What you have to do.
Every entry below must be repeated exactly; skip the pictures.

-- Start Records to use --

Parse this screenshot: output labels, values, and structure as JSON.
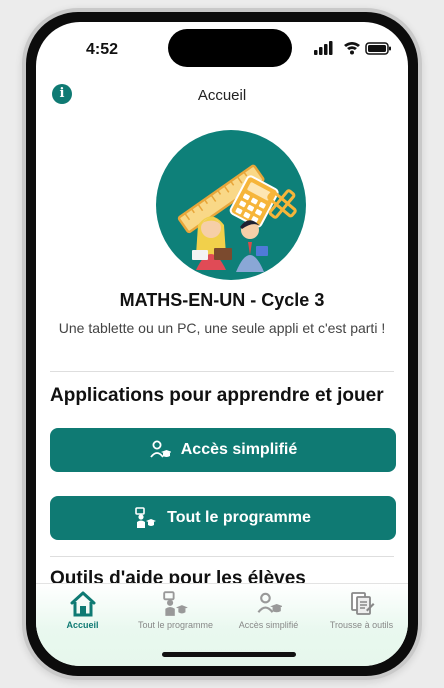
{
  "status_bar": {
    "time": "4:52"
  },
  "header": {
    "title": "Accueil",
    "info_icon": "info-icon"
  },
  "app": {
    "title": "MATHS-EN-UN - Cycle 3",
    "subtitle": "Une tablette ou un PC, une seule appli et c'est parti !"
  },
  "sections": {
    "apps_heading": "Applications pour apprendre et jouer",
    "tools_heading": "Outils d'aide pour les élèves"
  },
  "buttons": {
    "simplified": {
      "label": "Accès simplifié",
      "icon": "student-icon"
    },
    "full_program": {
      "label": "Tout le programme",
      "icon": "student-board-icon"
    }
  },
  "tabs": [
    {
      "label": "Accueil",
      "icon": "home-icon",
      "active": true
    },
    {
      "label": "Tout le programme",
      "icon": "student-board-icon",
      "active": false
    },
    {
      "label": "Accès simplifié",
      "icon": "student-icon",
      "active": false
    },
    {
      "label": "Trousse à outils",
      "icon": "documents-icon",
      "active": false
    }
  ],
  "colors": {
    "accent": "#0f7a73",
    "logo_bg": "#0e8079",
    "tab_inactive": "#888888"
  }
}
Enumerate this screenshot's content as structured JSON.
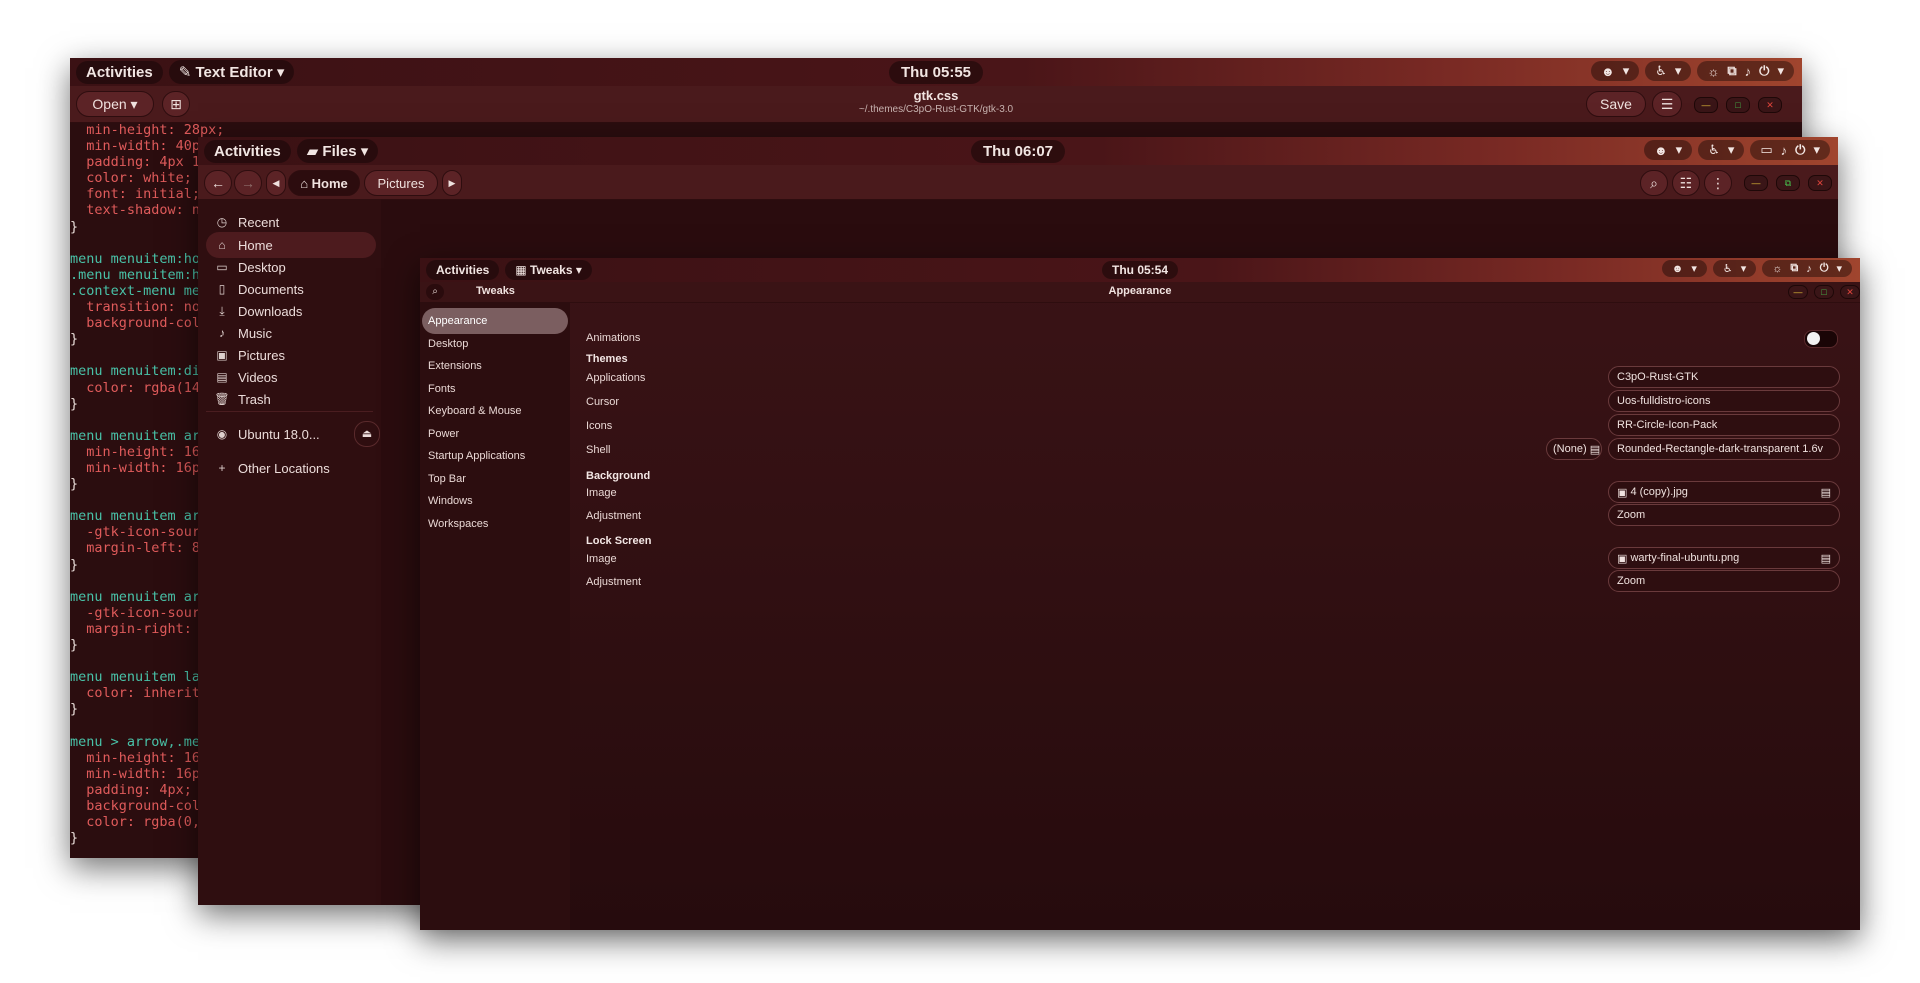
{
  "editor": {
    "topbar": {
      "activities": "Activities",
      "app": "Text Editor",
      "clock": "Thu 05:55"
    },
    "open_label": "Open",
    "title": "gtk.css",
    "subtitle": "~/.themes/C3pO-Rust-GTK/gtk-3.0",
    "save_label": "Save",
    "code_lines": [
      "  min-height: 28px;",
      "  min-width: 40p",
      "  padding: 4px 1",
      "  color: white;",
      "  font: initial;",
      "  text-shadow: n",
      "}",
      "",
      "menu menuitem:ho",
      ".menu menuitem:h",
      ".context-menu me",
      "  transition: no",
      "  background-col",
      "}",
      "",
      "menu menuitem:di",
      "  color: rgba(14",
      "}",
      "",
      "menu menuitem ar",
      "  min-height: 16",
      "  min-width: 16p",
      "}",
      "",
      "menu menuitem ar",
      "  -gtk-icon-sour",
      "  margin-left: 8",
      "}",
      "",
      "menu menuitem ar",
      "  -gtk-icon-sour",
      "  margin-right: ",
      "}",
      "",
      "menu menuitem la",
      "  color: inherit",
      "}",
      "",
      "menu > arrow,.me",
      "  min-height: 16",
      "  min-width: 16p",
      "  padding: 4px;",
      "  background-col",
      "  color: rgba(0,",
      "}"
    ]
  },
  "files": {
    "topbar": {
      "activities": "Activities",
      "app": "Files",
      "clock": "Thu 06:07"
    },
    "path": [
      "Home",
      "Pictures"
    ],
    "sidebar": [
      {
        "icon": "clock-icon",
        "glyph": "◷",
        "label": "Recent"
      },
      {
        "icon": "home-icon",
        "glyph": "⌂",
        "label": "Home"
      },
      {
        "icon": "desktop-icon",
        "glyph": "▭",
        "label": "Desktop"
      },
      {
        "icon": "document-icon",
        "glyph": "▯",
        "label": "Documents"
      },
      {
        "icon": "download-icon",
        "glyph": "⤓",
        "label": "Downloads"
      },
      {
        "icon": "music-icon",
        "glyph": "♪",
        "label": "Music"
      },
      {
        "icon": "pictures-icon",
        "glyph": "▣",
        "label": "Pictures"
      },
      {
        "icon": "videos-icon",
        "glyph": "▤",
        "label": "Videos"
      },
      {
        "icon": "trash-icon",
        "glyph": "🗑",
        "label": "Trash"
      },
      {
        "icon": "disk-icon",
        "glyph": "◉",
        "label": "Ubuntu 18.0..."
      },
      {
        "icon": "plus-icon",
        "glyph": "+",
        "label": "Other Locations"
      }
    ]
  },
  "tweaks": {
    "topbar": {
      "activities": "Activities",
      "app": "Tweaks",
      "clock": "Thu 05:54"
    },
    "header_app": "Tweaks",
    "header_title": "Appearance",
    "sidebar": [
      "Appearance",
      "Desktop",
      "Extensions",
      "Fonts",
      "Keyboard & Mouse",
      "Power",
      "Startup Applications",
      "Top Bar",
      "Windows",
      "Workspaces"
    ],
    "animations_label": "Animations",
    "animations_on": false,
    "themes": {
      "title": "Themes",
      "applications_label": "Applications",
      "applications_value": "C3pO-Rust-GTK",
      "cursor_label": "Cursor",
      "cursor_value": "Uos-fulldistro-icons",
      "icons_label": "Icons",
      "icons_value": "RR-Circle-Icon-Pack",
      "shell_label": "Shell",
      "shell_none": "(None)",
      "shell_value": "Rounded-Rectangle-dark-transparent 1.6v"
    },
    "background": {
      "title": "Background",
      "image_label": "Image",
      "image_value": "4 (copy).jpg",
      "adjustment_label": "Adjustment",
      "adjustment_value": "Zoom"
    },
    "lock_screen": {
      "title": "Lock Screen",
      "image_label": "Image",
      "image_value": "warty-final-ubuntu.png",
      "adjustment_label": "Adjustment",
      "adjustment_value": "Zoom"
    }
  }
}
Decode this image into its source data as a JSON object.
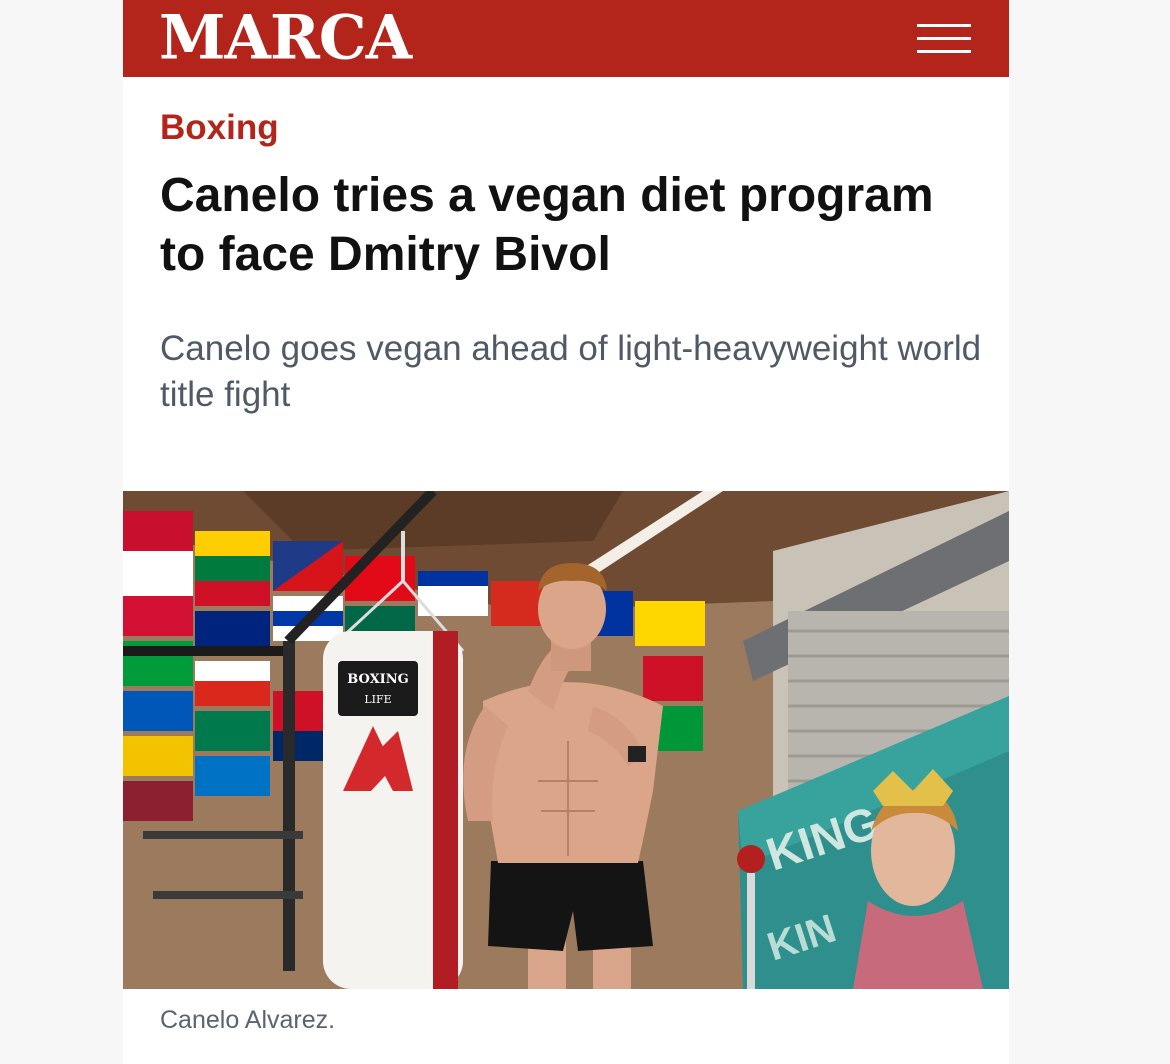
{
  "header": {
    "logo_text": "MARCA",
    "brand_color": "#b3241a",
    "menu_icon": "hamburger-menu-icon"
  },
  "article": {
    "section": "Boxing",
    "headline": "Canelo tries a vegan diet program to face Dmitry Bivol",
    "subheadline": "Canelo goes vegan ahead of light-heavyweight world title fight",
    "photo": {
      "alt": "Canelo Alvarez shadowboxing in a gym next to a heavy bag",
      "bag_text_line1": "BOXING",
      "bag_text_line2": "LIFE",
      "poster_text": "KING"
    },
    "caption": "Canelo Alvarez."
  }
}
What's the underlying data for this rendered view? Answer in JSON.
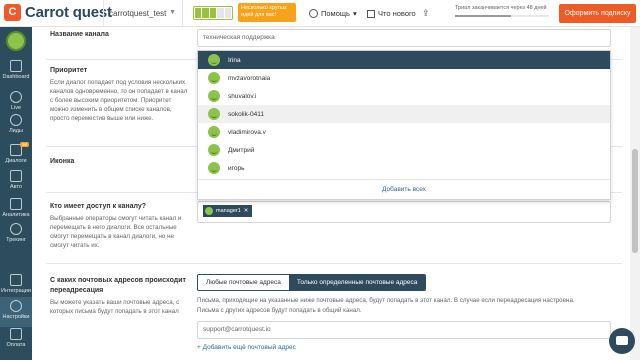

-- End Records to use --

The result.
Parse this screenshot: output labels, values, and structure as JSON.
{
  "status_bar": {
    "time": "4:52"
  },
  "header": {
    "title": "Accueil",
    "info_icon": "info-icon"
  },
  "app": {
    "title": "MATHS-EN-UN - Cycle 3",
    "subtitle": "Une tablette ou un PC, une seule appli et c'est parti !"
  },
  "sections": {
    "apps_heading": "Applications pour apprendre et jouer",
    "tools_heading": "Outils d'aide pour les élèves"
  },
  "buttons": {
    "simplified": {
      "label": "Accès simplifié",
      "icon": "student-icon"
    },
    "full_program": {
      "label": "Tout le programme",
      "icon": "student-board-icon"
    }
  },
  "tabs": [
    {
      "label": "Accueil",
      "icon": "home-icon",
      "active": true
    },
    {
      "label": "Tout le programme",
      "icon": "student-board-icon",
      "active": false
    },
    {
      "label": "Accès simplifié",
      "icon": "student-icon",
      "active": false
    },
    {
      "label": "Trousse à outils",
      "icon": "documents-icon",
      "active": false
    }
  ],
  "colors": {
    "accent": "#0f7a73",
    "logo_bg": "#0e8079",
    "tab_inactive": "#888888"
  }
}
Enumerate this screenshot's content as structured JSON.
{
  "editor": {
    "topbar": {
      "activities": "Activities",
      "app": "Text Editor",
      "clock": "Thu 05:55"
    },
    "open_label": "Open",
    "title": "gtk.css",
    "subtitle": "~/.themes/C3pO-Rust-GTK/gtk-3.0",
    "save_label": "Save",
    "code_lines": [
      "  min-height: 28px;",
      "  min-width: 40p",
      "  padding: 4px 1",
      "  color: white;",
      "  font: initial;",
      "  text-shadow: n",
      "}",
      "",
      "menu menuitem:ho",
      ".menu menuitem:h",
      ".context-menu me",
      "  transition: no",
      "  background-col",
      "}",
      "",
      "menu menuitem:di",
      "  color: rgba(14",
      "}",
      "",
      "menu menuitem ar",
      "  min-height: 16",
      "  min-width: 16p",
      "}",
      "",
      "menu menuitem ar",
      "  -gtk-icon-sour",
      "  margin-left: 8",
      "}",
      "",
      "menu menuitem ar",
      "  -gtk-icon-sour",
      "  margin-right: ",
      "}",
      "",
      "menu menuitem la",
      "  color: inherit",
      "}",
      "",
      "menu > arrow,.me",
      "  min-height: 16",
      "  min-width: 16p",
      "  padding: 4px;",
      "  background-col",
      "  color: rgba(0,",
      "}"
    ]
  },
  "files": {
    "topbar": {
      "activities": "Activities",
      "app": "Files",
      "clock": "Thu 06:07"
    },
    "path": [
      "Home",
      "Pictures"
    ],
    "sidebar": [
      {
        "icon": "clock-icon",
        "glyph": "◷",
        "label": "Recent"
      },
      {
        "icon": "home-icon",
        "glyph": "⌂",
        "label": "Home"
      },
      {
        "icon": "desktop-icon",
        "glyph": "▭",
        "label": "Desktop"
      },
      {
        "icon": "document-icon",
        "glyph": "▯",
        "label": "Documents"
      },
      {
        "icon": "download-icon",
        "glyph": "⤓",
        "label": "Downloads"
      },
      {
        "icon": "music-icon",
        "glyph": "♪",
        "label": "Music"
      },
      {
        "icon": "pictures-icon",
        "glyph": "▣",
        "label": "Pictures"
      },
      {
        "icon": "videos-icon",
        "glyph": "▤",
        "label": "Videos"
      },
      {
        "icon": "trash-icon",
        "glyph": "🗑",
        "label": "Trash"
      },
      {
        "icon": "disk-icon",
        "glyph": "◉",
        "label": "Ubuntu 18.0..."
      },
      {
        "icon": "plus-icon",
        "glyph": "+",
        "label": "Other Locations"
      }
    ]
  },
  "tweaks": {
    "topbar": {
      "activities": "Activities",
      "app": "Tweaks",
      "clock": "Thu 05:54"
    },
    "header_app": "Tweaks",
    "header_title": "Appearance",
    "sidebar": [
      "Appearance",
      "Desktop",
      "Extensions",
      "Fonts",
      "Keyboard & Mouse",
      "Power",
      "Startup Applications",
      "Top Bar",
      "Windows",
      "Workspaces"
    ],
    "animations_label": "Animations",
    "animations_on": false,
    "themes": {
      "title": "Themes",
      "applications_label": "Applications",
      "applications_value": "C3pO-Rust-GTK",
      "cursor_label": "Cursor",
      "cursor_value": "Uos-fulldistro-icons",
      "icons_label": "Icons",
      "icons_value": "RR-Circle-Icon-Pack",
      "shell_label": "Shell",
      "shell_none": "(None)",
      "shell_value": "Rounded-Rectangle-dark-transparent 1.6v"
    },
    "background": {
      "title": "Background",
      "image_label": "Image",
      "image_value": "4 (copy).jpg",
      "adjustment_label": "Adjustment",
      "adjustment_value": "Zoom"
    },
    "lock_screen": {
      "title": "Lock Screen",
      "image_label": "Image",
      "image_value": "warty-final-ubuntu.png",
      "adjustment_label": "Adjustment",
      "adjustment_value": "Zoom"
    }
  }
}
Decode this image into its source data as a JSON object.
{
  "header": {
    "logo_text": "MARCA",
    "brand_color": "#b3241a",
    "menu_icon": "hamburger-menu-icon"
  },
  "article": {
    "section": "Boxing",
    "headline": "Canelo tries a vegan diet program to face Dmitry Bivol",
    "subheadline": "Canelo goes vegan ahead of light-heavyweight world title fight",
    "photo": {
      "alt": "Canelo Alvarez shadowboxing in a gym next to a heavy bag",
      "bag_text_line1": "BOXING",
      "bag_text_line2": "LIFE",
      "poster_text": "KING"
    },
    "caption": "Canelo Alvarez."
  }
}
What's the underlying data for this rendered view? Answer in JSON.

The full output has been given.